## WHAT THE TASK ASKS:
Take the line containing "Serialize everything readable" and all lines after it, through the end of the material, and repeat them exactly, pictures left out.

+++ TASK DATA +++

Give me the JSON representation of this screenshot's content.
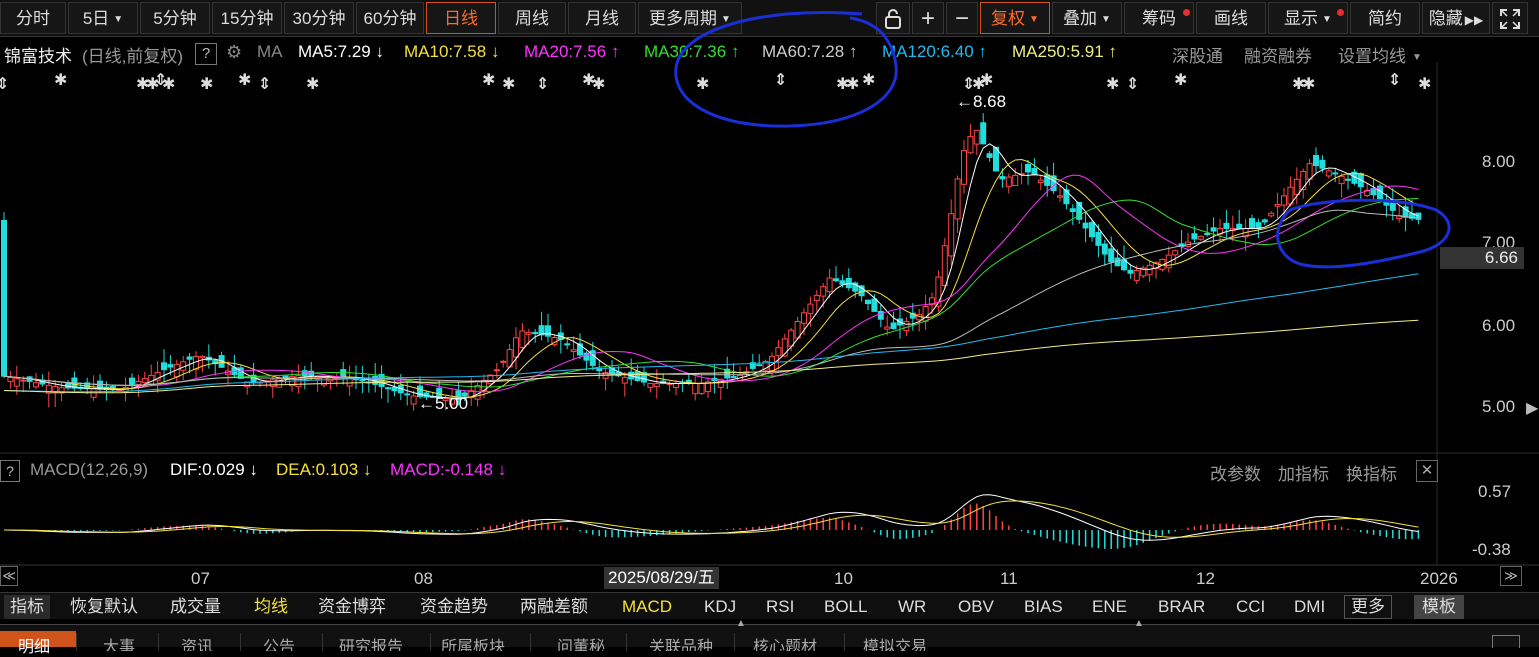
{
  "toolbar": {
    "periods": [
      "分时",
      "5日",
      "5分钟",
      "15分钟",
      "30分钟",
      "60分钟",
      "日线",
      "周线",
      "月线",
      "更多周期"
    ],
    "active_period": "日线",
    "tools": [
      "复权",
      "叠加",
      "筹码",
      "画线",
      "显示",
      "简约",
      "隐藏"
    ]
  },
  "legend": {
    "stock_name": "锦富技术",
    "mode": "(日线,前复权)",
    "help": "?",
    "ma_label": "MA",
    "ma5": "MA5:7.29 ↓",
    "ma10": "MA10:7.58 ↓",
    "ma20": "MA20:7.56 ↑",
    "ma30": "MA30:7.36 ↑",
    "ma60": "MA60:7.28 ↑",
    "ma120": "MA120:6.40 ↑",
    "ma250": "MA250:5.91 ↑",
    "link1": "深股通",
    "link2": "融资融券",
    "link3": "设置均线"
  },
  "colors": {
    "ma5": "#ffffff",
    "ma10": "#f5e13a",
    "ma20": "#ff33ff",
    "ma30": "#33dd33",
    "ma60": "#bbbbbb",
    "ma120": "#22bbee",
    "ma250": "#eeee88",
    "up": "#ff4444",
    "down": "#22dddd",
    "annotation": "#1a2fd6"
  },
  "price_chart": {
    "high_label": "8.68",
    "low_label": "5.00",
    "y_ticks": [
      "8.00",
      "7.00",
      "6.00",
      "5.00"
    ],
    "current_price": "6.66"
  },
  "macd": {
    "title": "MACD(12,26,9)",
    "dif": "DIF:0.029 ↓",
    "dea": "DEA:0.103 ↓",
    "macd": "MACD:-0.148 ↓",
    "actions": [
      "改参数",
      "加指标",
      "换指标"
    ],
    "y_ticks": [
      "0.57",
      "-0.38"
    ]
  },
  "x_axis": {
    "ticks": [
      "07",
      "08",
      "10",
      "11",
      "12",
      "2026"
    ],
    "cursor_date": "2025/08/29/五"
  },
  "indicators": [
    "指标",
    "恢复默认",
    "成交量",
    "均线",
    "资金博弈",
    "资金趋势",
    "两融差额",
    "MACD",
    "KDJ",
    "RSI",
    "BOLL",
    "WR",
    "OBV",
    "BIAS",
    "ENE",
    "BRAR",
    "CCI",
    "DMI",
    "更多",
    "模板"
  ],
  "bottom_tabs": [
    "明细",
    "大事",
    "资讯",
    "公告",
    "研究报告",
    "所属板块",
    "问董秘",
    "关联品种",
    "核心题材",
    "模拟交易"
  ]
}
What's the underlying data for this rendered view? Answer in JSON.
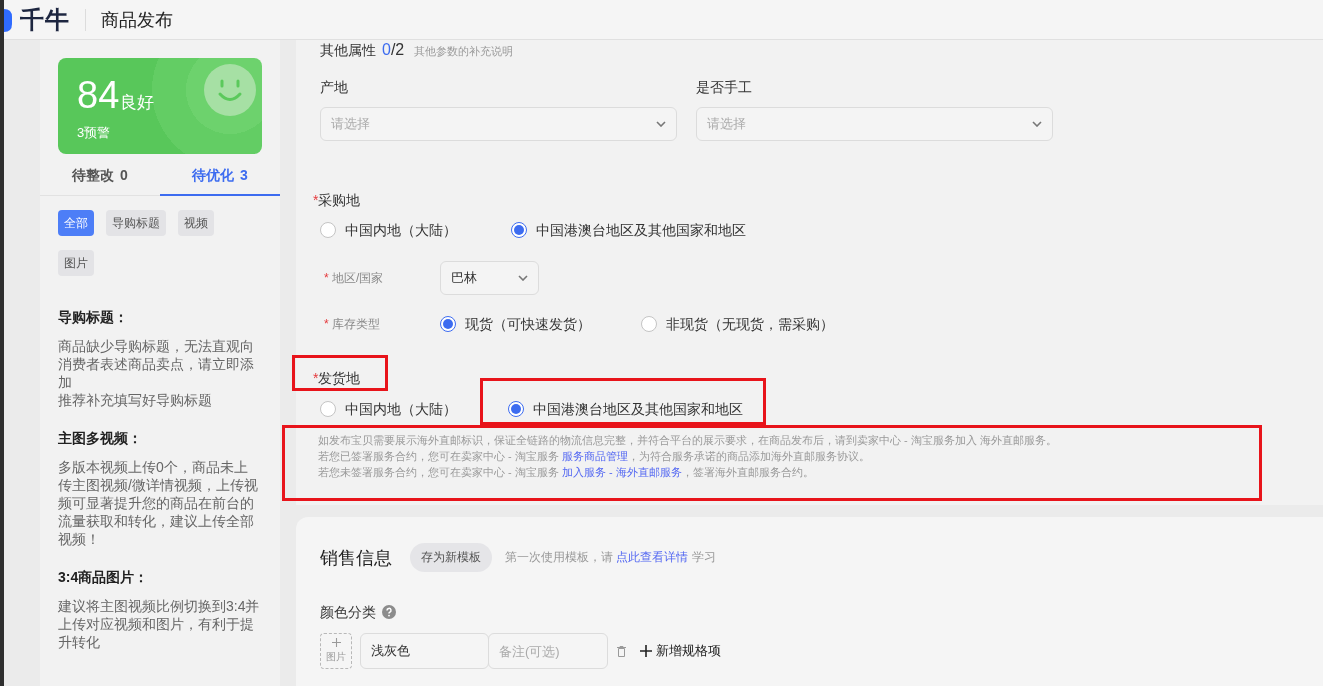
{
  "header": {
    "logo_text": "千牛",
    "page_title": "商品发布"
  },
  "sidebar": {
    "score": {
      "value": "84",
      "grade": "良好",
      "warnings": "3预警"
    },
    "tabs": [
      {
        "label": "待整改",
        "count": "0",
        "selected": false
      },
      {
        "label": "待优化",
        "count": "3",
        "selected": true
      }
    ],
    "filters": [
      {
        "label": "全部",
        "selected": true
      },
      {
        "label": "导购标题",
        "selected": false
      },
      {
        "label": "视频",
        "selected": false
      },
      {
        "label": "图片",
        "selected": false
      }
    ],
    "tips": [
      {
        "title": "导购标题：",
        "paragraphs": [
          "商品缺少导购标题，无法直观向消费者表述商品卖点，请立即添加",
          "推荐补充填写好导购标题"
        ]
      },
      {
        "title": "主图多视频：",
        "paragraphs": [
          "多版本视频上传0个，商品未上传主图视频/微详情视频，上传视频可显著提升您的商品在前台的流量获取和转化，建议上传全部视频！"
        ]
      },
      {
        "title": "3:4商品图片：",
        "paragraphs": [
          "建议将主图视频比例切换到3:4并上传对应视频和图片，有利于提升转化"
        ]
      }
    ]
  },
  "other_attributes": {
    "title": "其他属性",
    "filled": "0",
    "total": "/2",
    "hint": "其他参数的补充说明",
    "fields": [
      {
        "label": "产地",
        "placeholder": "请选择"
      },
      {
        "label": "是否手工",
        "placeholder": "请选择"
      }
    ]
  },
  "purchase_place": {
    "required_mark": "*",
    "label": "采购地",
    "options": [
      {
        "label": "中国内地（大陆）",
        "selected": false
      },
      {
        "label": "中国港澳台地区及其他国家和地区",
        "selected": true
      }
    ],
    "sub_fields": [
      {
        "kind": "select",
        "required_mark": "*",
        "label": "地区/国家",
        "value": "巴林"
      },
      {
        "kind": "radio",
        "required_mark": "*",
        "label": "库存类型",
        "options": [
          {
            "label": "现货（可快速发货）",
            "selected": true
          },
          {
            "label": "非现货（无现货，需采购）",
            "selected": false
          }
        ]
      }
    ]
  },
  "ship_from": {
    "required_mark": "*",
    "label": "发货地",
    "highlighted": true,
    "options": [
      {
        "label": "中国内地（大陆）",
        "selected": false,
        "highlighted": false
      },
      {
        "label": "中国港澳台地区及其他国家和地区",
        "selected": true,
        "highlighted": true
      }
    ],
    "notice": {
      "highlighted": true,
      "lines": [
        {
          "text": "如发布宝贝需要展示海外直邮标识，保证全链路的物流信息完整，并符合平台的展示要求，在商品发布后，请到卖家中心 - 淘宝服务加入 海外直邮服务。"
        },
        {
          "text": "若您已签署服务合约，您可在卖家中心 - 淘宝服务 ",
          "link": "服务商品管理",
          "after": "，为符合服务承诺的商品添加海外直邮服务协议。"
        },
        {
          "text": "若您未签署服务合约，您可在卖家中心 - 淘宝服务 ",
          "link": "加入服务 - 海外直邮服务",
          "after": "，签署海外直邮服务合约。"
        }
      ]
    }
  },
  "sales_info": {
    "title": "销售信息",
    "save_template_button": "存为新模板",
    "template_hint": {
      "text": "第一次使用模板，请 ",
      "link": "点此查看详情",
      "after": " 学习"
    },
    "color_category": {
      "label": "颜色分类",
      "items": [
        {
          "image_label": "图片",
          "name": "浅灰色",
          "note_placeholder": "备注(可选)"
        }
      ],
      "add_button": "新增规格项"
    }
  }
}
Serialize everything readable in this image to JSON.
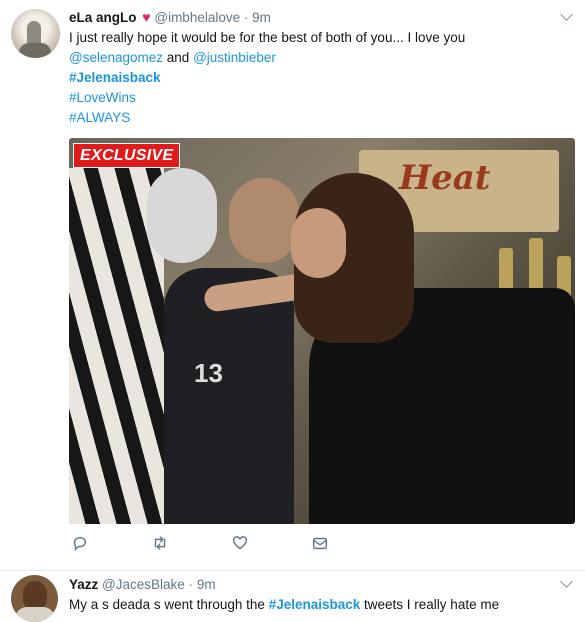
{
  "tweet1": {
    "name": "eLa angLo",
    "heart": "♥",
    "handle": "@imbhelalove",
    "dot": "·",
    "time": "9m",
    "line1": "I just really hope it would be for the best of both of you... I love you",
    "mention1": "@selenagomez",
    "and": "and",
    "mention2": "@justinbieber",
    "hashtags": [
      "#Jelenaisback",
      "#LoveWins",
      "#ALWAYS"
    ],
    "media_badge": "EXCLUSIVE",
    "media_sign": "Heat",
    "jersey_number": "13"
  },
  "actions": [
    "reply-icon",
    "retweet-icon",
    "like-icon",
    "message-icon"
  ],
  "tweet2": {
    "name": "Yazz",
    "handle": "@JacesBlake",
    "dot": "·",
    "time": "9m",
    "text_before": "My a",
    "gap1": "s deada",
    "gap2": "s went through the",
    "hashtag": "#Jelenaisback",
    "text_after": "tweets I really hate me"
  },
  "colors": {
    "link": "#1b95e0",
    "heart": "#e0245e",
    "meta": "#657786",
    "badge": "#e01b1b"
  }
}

+++

## IN RESPONSE:
Serialize everything readable in this image to JSON.
{
  "tweet1": {
    "name": "eLa angLo",
    "heart": "♥",
    "handle": "@imbhelalove",
    "dot": "·",
    "time": "9m",
    "line1": "I just really hope it would be for the best of both of you... I love you",
    "mention1": "@selenagomez",
    "and": "and",
    "mention2": "@justinbieber",
    "hashtags": [
      "#Jelenaisback",
      "#LoveWins",
      "#ALWAYS"
    ],
    "media_badge": "EXCLUSIVE",
    "media_sign": "Heat",
    "jersey_number": "13"
  },
  "actions": [
    "reply-icon",
    "retweet-icon",
    "like-icon",
    "message-icon"
  ],
  "tweet2": {
    "name": "Yazz",
    "handle": "@JacesBlake",
    "dot": "·",
    "time": "9m",
    "text_before": "My a",
    "gap1": "s deada",
    "gap2": "s went through the",
    "hashtag": "#Jelenaisback",
    "text_after": "tweets I really hate me"
  },
  "colors": {
    "link": "#1b95e0",
    "heart": "#e0245e",
    "meta": "#657786",
    "badge": "#e01b1b"
  }
}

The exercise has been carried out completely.